::: Material provided

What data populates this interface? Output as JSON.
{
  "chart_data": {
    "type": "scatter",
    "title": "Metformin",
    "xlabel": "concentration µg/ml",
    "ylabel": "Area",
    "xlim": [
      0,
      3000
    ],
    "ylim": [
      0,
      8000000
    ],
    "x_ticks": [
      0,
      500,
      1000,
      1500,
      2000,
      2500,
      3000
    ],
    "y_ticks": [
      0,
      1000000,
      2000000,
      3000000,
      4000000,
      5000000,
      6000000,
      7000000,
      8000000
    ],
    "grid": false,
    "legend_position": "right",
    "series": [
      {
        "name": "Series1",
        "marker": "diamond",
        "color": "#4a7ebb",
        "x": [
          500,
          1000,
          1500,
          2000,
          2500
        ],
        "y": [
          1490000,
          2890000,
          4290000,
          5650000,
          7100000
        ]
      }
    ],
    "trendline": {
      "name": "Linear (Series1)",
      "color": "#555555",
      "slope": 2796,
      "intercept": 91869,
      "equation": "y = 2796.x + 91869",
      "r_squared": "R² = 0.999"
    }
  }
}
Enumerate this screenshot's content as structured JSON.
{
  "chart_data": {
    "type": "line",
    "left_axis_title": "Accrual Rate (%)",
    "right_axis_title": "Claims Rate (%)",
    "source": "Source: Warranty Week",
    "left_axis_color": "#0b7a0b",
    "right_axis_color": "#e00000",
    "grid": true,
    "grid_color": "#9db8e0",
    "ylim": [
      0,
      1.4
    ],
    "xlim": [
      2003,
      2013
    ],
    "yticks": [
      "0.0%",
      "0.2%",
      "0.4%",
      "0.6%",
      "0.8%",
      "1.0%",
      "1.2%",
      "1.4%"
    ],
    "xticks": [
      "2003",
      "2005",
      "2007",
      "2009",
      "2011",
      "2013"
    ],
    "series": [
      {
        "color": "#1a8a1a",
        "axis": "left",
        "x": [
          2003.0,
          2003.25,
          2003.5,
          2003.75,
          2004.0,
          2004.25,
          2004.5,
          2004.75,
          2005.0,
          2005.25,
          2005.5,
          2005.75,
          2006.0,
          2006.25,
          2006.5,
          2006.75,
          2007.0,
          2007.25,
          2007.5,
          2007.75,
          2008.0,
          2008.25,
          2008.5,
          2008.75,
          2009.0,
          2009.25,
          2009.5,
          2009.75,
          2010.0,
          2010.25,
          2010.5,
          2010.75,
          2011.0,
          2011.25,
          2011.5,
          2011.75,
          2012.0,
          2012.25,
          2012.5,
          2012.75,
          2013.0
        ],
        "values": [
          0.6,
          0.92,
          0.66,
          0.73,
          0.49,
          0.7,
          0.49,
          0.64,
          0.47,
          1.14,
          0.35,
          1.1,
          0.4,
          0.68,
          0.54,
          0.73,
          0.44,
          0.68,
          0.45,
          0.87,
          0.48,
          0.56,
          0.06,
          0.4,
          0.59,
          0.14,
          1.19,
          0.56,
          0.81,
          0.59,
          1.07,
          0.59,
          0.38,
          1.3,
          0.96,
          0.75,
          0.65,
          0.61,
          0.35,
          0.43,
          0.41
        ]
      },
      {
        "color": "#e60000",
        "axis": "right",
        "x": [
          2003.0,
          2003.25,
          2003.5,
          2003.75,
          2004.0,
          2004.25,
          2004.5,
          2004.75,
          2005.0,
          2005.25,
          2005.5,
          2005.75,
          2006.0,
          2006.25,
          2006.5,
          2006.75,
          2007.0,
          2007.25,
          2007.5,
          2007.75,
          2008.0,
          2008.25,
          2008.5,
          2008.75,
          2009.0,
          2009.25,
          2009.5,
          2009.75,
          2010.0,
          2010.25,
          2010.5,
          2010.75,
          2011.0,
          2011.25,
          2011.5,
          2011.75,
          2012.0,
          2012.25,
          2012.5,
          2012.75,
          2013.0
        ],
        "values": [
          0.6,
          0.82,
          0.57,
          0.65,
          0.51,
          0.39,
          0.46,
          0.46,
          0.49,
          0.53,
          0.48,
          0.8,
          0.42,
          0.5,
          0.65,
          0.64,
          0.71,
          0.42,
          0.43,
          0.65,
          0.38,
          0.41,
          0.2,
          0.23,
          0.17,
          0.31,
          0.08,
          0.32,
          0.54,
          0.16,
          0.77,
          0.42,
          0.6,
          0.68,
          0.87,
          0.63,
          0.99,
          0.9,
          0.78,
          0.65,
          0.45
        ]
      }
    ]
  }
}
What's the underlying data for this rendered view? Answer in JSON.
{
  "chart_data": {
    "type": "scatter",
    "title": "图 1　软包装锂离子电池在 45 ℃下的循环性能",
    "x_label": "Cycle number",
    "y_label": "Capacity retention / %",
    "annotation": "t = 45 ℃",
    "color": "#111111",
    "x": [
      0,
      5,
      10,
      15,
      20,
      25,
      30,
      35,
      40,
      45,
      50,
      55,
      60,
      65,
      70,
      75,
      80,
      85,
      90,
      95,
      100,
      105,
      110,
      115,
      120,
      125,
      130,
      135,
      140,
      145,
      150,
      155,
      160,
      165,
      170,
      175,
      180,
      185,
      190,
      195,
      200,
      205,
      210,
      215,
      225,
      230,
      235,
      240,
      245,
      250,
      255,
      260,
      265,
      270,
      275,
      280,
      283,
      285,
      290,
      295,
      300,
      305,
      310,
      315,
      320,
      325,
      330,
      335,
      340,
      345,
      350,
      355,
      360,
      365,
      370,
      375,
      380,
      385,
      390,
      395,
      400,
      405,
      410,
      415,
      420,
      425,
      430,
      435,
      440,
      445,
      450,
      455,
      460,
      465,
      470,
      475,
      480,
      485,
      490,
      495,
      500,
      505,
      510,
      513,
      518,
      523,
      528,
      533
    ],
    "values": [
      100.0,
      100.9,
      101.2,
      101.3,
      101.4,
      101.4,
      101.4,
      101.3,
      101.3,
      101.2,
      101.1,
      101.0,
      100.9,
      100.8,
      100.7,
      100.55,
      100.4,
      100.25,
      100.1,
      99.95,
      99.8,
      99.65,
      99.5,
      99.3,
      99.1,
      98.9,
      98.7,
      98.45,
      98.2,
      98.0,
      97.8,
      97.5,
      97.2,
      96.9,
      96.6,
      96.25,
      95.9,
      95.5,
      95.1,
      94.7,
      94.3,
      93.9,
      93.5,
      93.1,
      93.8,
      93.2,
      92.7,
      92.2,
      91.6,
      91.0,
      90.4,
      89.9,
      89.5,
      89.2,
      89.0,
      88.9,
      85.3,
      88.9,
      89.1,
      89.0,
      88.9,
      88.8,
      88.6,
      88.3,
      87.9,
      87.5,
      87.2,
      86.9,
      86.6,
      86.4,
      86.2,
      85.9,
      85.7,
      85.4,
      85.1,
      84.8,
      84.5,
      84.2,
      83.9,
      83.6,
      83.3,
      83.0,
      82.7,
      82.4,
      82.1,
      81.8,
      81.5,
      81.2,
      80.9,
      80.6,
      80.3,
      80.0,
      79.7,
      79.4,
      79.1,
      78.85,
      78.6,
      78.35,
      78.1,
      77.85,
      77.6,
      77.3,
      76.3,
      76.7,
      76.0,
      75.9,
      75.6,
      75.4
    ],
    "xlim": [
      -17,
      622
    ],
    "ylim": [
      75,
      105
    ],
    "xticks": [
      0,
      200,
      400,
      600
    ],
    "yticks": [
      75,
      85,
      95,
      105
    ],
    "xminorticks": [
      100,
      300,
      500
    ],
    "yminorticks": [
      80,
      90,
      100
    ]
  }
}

::::::

__Task brief__. Print the complete listing again, exactly as it stands.

__Answer for this exercise__.
What data populates this interface? Output as JSON.
{
  "chart_data": {
    "type": "scatter",
    "title": "Metformin",
    "xlabel": "concentration µg/ml",
    "ylabel": "Area",
    "xlim": [
      0,
      3000
    ],
    "ylim": [
      0,
      8000000
    ],
    "x_ticks": [
      0,
      500,
      1000,
      1500,
      2000,
      2500,
      3000
    ],
    "y_ticks": [
      0,
      1000000,
      2000000,
      3000000,
      4000000,
      5000000,
      6000000,
      7000000,
      8000000
    ],
    "grid": false,
    "legend_position": "right",
    "series": [
      {
        "name": "Series1",
        "marker": "diamond",
        "color": "#4a7ebb",
        "x": [
          500,
          1000,
          1500,
          2000,
          2500
        ],
        "y": [
          1490000,
          2890000,
          4290000,
          5650000,
          7100000
        ]
      }
    ],
    "trendline": {
      "name": "Linear (Series1)",
      "color": "#555555",
      "slope": 2796,
      "intercept": 91869,
      "equation": "y = 2796.x + 91869",
      "r_squared": "R² = 0.999"
    }
  }
}
Enumerate this screenshot's content as structured JSON.
{
  "chart_data": {
    "type": "line",
    "left_axis_title": "Accrual Rate (%)",
    "right_axis_title": "Claims Rate (%)",
    "source": "Source: Warranty Week",
    "left_axis_color": "#0b7a0b",
    "right_axis_color": "#e00000",
    "grid": true,
    "grid_color": "#9db8e0",
    "ylim": [
      0,
      1.4
    ],
    "xlim": [
      2003,
      2013
    ],
    "yticks": [
      "0.0%",
      "0.2%",
      "0.4%",
      "0.6%",
      "0.8%",
      "1.0%",
      "1.2%",
      "1.4%"
    ],
    "xticks": [
      "2003",
      "2005",
      "2007",
      "2009",
      "2011",
      "2013"
    ],
    "series": [
      {
        "color": "#1a8a1a",
        "axis": "left",
        "x": [
          2003.0,
          2003.25,
          2003.5,
          2003.75,
          2004.0,
          2004.25,
          2004.5,
          2004.75,
          2005.0,
          2005.25,
          2005.5,
          2005.75,
          2006.0,
          2006.25,
          2006.5,
          2006.75,
          2007.0,
          2007.25,
          2007.5,
          2007.75,
          2008.0,
          2008.25,
          2008.5,
          2008.75,
          2009.0,
          2009.25,
          2009.5,
          2009.75,
          2010.0,
          2010.25,
          2010.5,
          2010.75,
          2011.0,
          2011.25,
          2011.5,
          2011.75,
          2012.0,
          2012.25,
          2012.5,
          2012.75,
          2013.0
        ],
        "values": [
          0.6,
          0.92,
          0.66,
          0.73,
          0.49,
          0.7,
          0.49,
          0.64,
          0.47,
          1.14,
          0.35,
          1.1,
          0.4,
          0.68,
          0.54,
          0.73,
          0.44,
          0.68,
          0.45,
          0.87,
          0.48,
          0.56,
          0.06,
          0.4,
          0.59,
          0.14,
          1.19,
          0.56,
          0.81,
          0.59,
          1.07,
          0.59,
          0.38,
          1.3,
          0.96,
          0.75,
          0.65,
          0.61,
          0.35,
          0.43,
          0.41
        ]
      },
      {
        "color": "#e60000",
        "axis": "right",
        "x": [
          2003.0,
          2003.25,
          2003.5,
          2003.75,
          2004.0,
          2004.25,
          2004.5,
          2004.75,
          2005.0,
          2005.25,
          2005.5,
          2005.75,
          2006.0,
          2006.25,
          2006.5,
          2006.75,
          2007.0,
          2007.25,
          2007.5,
          2007.75,
          2008.0,
          2008.25,
          2008.5,
          2008.75,
          2009.0,
          2009.25,
          2009.5,
          2009.75,
          2010.0,
          2010.25,
          2010.5,
          2010.75,
          2011.0,
          2011.25,
          2011.5,
          2011.75,
          2012.0,
          2012.25,
          2012.5,
          2012.75,
          2013.0
        ],
        "values": [
          0.6,
          0.82,
          0.57,
          0.65,
          0.51,
          0.39,
          0.46,
          0.46,
          0.49,
          0.53,
          0.48,
          0.8,
          0.42,
          0.5,
          0.65,
          0.64,
          0.71,
          0.42,
          0.43,
          0.65,
          0.38,
          0.41,
          0.2,
          0.23,
          0.17,
          0.31,
          0.08,
          0.32,
          0.54,
          0.16,
          0.77,
          0.42,
          0.6,
          0.68,
          0.87,
          0.63,
          0.99,
          0.9,
          0.78,
          0.65,
          0.45
        ]
      }
    ]
  }
}
What's the underlying data for this rendered view? Answer in JSON.
{
  "chart_data": {
    "type": "scatter",
    "title": "图 1　软包装锂离子电池在 45 ℃下的循环性能",
    "x_label": "Cycle number",
    "y_label": "Capacity retention / %",
    "annotation": "t = 45 ℃",
    "color": "#111111",
    "x": [
      0,
      5,
      10,
      15,
      20,
      25,
      30,
      35,
      40,
      45,
      50,
      55,
      60,
      65,
      70,
      75,
      80,
      85,
      90,
      95,
      100,
      105,
      110,
      115,
      120,
      125,
      130,
      135,
      140,
      145,
      150,
      155,
      160,
      165,
      170,
      175,
      180,
      185,
      190,
      195,
      200,
      205,
      210,
      215,
      225,
      230,
      235,
      240,
      245,
      250,
      255,
      260,
      265,
      270,
      275,
      280,
      283,
      285,
      290,
      295,
      300,
      305,
      310,
      315,
      320,
      325,
      330,
      335,
      340,
      345,
      350,
      355,
      360,
      365,
      370,
      375,
      380,
      385,
      390,
      395,
      400,
      405,
      410,
      415,
      420,
      425,
      430,
      435,
      440,
      445,
      450,
      455,
      460,
      465,
      470,
      475,
      480,
      485,
      490,
      495,
      500,
      505,
      510,
      513,
      518,
      523,
      528,
      533
    ],
    "values": [
      100.0,
      100.9,
      101.2,
      101.3,
      101.4,
      101.4,
      101.4,
      101.3,
      101.3,
      101.2,
      101.1,
      101.0,
      100.9,
      100.8,
      100.7,
      100.55,
      100.4,
      100.25,
      100.1,
      99.95,
      99.8,
      99.65,
      99.5,
      99.3,
      99.1,
      98.9,
      98.7,
      98.45,
      98.2,
      98.0,
      97.8,
      97.5,
      97.2,
      96.9,
      96.6,
      96.25,
      95.9,
      95.5,
      95.1,
      94.7,
      94.3,
      93.9,
      93.5,
      93.1,
      93.8,
      93.2,
      92.7,
      92.2,
      91.6,
      91.0,
      90.4,
      89.9,
      89.5,
      89.2,
      89.0,
      88.9,
      85.3,
      88.9,
      89.1,
      89.0,
      88.9,
      88.8,
      88.6,
      88.3,
      87.9,
      87.5,
      87.2,
      86.9,
      86.6,
      86.4,
      86.2,
      85.9,
      85.7,
      85.4,
      85.1,
      84.8,
      84.5,
      84.2,
      83.9,
      83.6,
      83.3,
      83.0,
      82.7,
      82.4,
      82.1,
      81.8,
      81.5,
      81.2,
      80.9,
      80.6,
      80.3,
      80.0,
      79.7,
      79.4,
      79.1,
      78.85,
      78.6,
      78.35,
      78.1,
      77.85,
      77.6,
      77.3,
      76.3,
      76.7,
      76.0,
      75.9,
      75.6,
      75.4
    ],
    "xlim": [
      -17,
      622
    ],
    "ylim": [
      75,
      105
    ],
    "xticks": [
      0,
      200,
      400,
      600
    ],
    "yticks": [
      75,
      85,
      95,
      105
    ],
    "xminorticks": [
      100,
      300,
      500
    ],
    "yminorticks": [
      80,
      90,
      100
    ]
  }
}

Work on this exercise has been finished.